#### EXERCISE PASSAGE

Which brings us to this spring. Had they been able to deal him before the draft – again, crawling with receivers of all shapes and sizes for all seven rounds – maybe they could have truly manifested this "race to trade for Julio Jones, people keep alleging is going on. When in reality, as we have continued to report, the Falcons have been peddling a 32-year old receiver who has hurt much of last year, desperate to get a first-round pick, with a small handful of teams monitoring the situation and mostly scoffing at the entire process.
You can try to masquerade a salary dump as a high-value football trade in the media (apparently with great success). But you can't with other front offices, and, sadly for the Falcons, O'Brien is not running an NFL team anymore. Again, if the Falcons had any leverage or strength here, there was a handshake deal in April. Think about how many NFL trades get reported on at the combine every February, which cannot be formally announced until the start of the league year weeks later in March. The Falcons aren't doing a pre-draft media blitz trying to drum up interest in the player and bracing their fans for his exit, if they already have a boffo market for him.
The question then becomes, if they do get basically what Hopkins fetched a year ago, are there bigger picture conclusions to draw. Pandemic or not, NFL owners knew they were each going to pocket $3B over the next decade from TV revenues alone when they waded into free agency, and no receiver got close to the $20M per year the Cowboys gave Amari Cooper a few years ago. And with all of their young receiving talent, Dallas might be a year away from trying to move Cooper, and I suggest they don't get close to what they originally gave the Raiders to land him (first-round pick). And consider, the Chiefs bought very low on Tyreek Hill in the aftermath of his legal problems, making him an extreme bargain and one more factor that teams can use to try to tamp down a surge in spending at this position.
If the Browns were to move Odell Beckham, Jr. for any reason, do we think they would be able to get close to the package John Dorsey sent to New York for him in the first place (Beckham's $65M in guarantees at signing his extension with the Giants back in 2018 still leads the receiver position, according to Spotrac)? The Saints seemingly started entertaining the idea of possibly trading Michael Thomas shortly after that deal was done. And, again, while we can knock O'Brien all we like for the Hopkins trade, it was the receiver's contract demands – well known throughout the industry – that also limited his field of actual suitors.
Seems to me, there aren't that many teams eager to pay $20M for receivers. The idea that a great QB – especially once he starts making $40M a year – can help develop them at a cheaper rate, seems to be resonating. It will be very interesting to see if 2019 receiver first-round draft picks like Hollywood Brown and N'Keal Harry get their fifth-year options for 2023 picked up (at a cost of around $12M). As our cap and contract expert Joel Corry put it to me recently - "My advice to them would be to have a career year." Indeed.
If Ju-Ju couldn't get $10M this year, and opted to stay put (like Hilton), and the top guys could not push back to $20M a year, are we certain a strong upper-middle class will develop between $12-$15M? Or will they be squeezed out in part by yet another wave of college standouts ready to make the leap? If the Falcons end up moving Jones for what the industry expects, it won't be great news for receivers, again.

########
#### SOURCE DATA

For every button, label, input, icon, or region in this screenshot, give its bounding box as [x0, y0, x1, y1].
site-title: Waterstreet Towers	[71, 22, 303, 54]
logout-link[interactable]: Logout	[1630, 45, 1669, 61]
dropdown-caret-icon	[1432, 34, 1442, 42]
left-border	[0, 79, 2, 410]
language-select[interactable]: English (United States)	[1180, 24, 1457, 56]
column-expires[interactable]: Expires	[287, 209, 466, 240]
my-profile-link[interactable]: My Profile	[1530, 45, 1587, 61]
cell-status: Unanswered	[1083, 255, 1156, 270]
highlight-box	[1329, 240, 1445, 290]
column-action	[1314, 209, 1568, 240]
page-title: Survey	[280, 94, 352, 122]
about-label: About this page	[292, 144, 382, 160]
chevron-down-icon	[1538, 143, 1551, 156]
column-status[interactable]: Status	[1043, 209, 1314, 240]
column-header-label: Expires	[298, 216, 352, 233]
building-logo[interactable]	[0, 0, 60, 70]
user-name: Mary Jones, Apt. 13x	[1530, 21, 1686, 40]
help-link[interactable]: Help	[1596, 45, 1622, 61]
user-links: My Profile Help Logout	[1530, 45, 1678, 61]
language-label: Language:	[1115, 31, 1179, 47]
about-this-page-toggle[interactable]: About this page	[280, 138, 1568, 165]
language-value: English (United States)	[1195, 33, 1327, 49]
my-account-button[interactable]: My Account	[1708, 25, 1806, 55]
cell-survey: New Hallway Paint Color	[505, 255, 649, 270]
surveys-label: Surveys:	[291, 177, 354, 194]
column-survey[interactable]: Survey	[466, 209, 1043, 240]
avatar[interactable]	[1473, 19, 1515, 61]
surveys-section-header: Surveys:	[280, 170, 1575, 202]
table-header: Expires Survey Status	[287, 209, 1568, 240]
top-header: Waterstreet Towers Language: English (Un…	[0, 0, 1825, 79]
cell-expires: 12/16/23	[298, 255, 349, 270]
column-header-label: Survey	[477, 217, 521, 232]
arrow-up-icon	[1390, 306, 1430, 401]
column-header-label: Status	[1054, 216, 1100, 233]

########

◆ QUESTIONS TO ANSWER:
[a] In the passage on the NFL receiver market, what did Dallas originally give the Raiders to land Amari Cooper?
[b] Please list every NFL team that the passage on the NFL receiver market mentions by its nickname.

◆ TASK-BY-TASK RESULTS:
[a] A first-round pick.

[b] Falcons, Cowboys, Raiders, Chiefs, Browns, Giants, Saints